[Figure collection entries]
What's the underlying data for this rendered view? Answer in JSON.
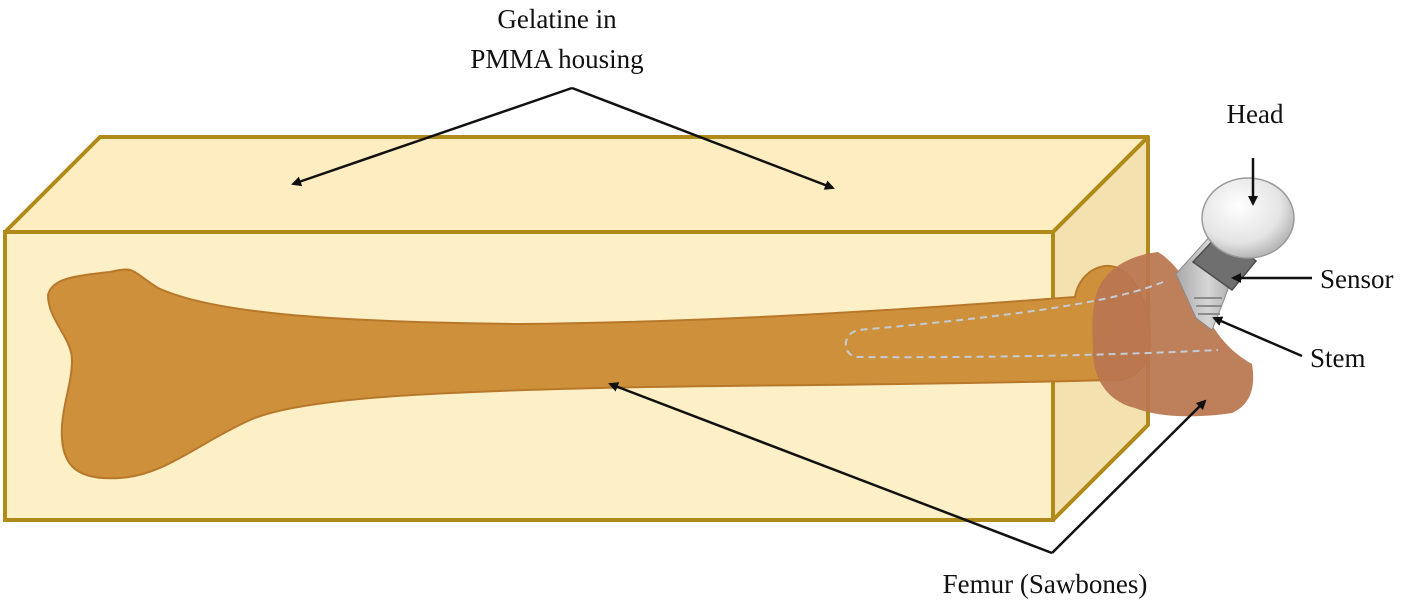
{
  "labels": {
    "gelatine_line1": "Gelatine in",
    "gelatine_line2": "PMMA housing",
    "head": "Head",
    "sensor": "Sensor",
    "stem": "Stem",
    "femur": "Femur (Sawbones)"
  },
  "colors": {
    "housing_fill": "#fdedc0",
    "housing_edge": "#b08a1a",
    "bone": "#cf903c",
    "bone_outline": "#b8782a",
    "femoral_head_cut": "#b9754f",
    "stem_dash": "#b8c4d0",
    "implant_head": "#e6e6e6",
    "sensor": "#6f6f6f",
    "neck": "#b9b9b9"
  }
}
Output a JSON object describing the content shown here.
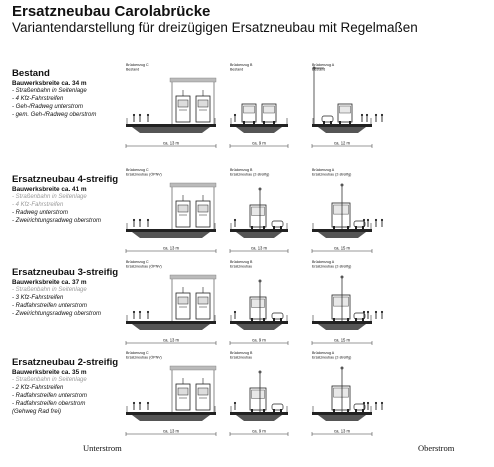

**Problem to solve**
All preceding records should be duplicated verbatim, images excepted.

**Answer to this exercise**
What's the underlying data for this rendered view? Answer in JSON.
{
  "labels": {
    "gelatine_line1": "Gelatine in",
    "gelatine_line2": "PMMA housing",
    "head": "Head",
    "sensor": "Sensor",
    "stem": "Stem",
    "femur": "Femur (Sawbones)"
  },
  "colors": {
    "housing_fill": "#fdedc0",
    "housing_edge": "#b08a1a",
    "bone": "#cf903c",
    "bone_outline": "#b8782a",
    "femoral_head_cut": "#b9754f",
    "stem_dash": "#b8c4d0",
    "implant_head": "#e6e6e6",
    "sensor": "#6f6f6f",
    "neck": "#b9b9b9"
  }
}
Output a JSON object describing the content shown here.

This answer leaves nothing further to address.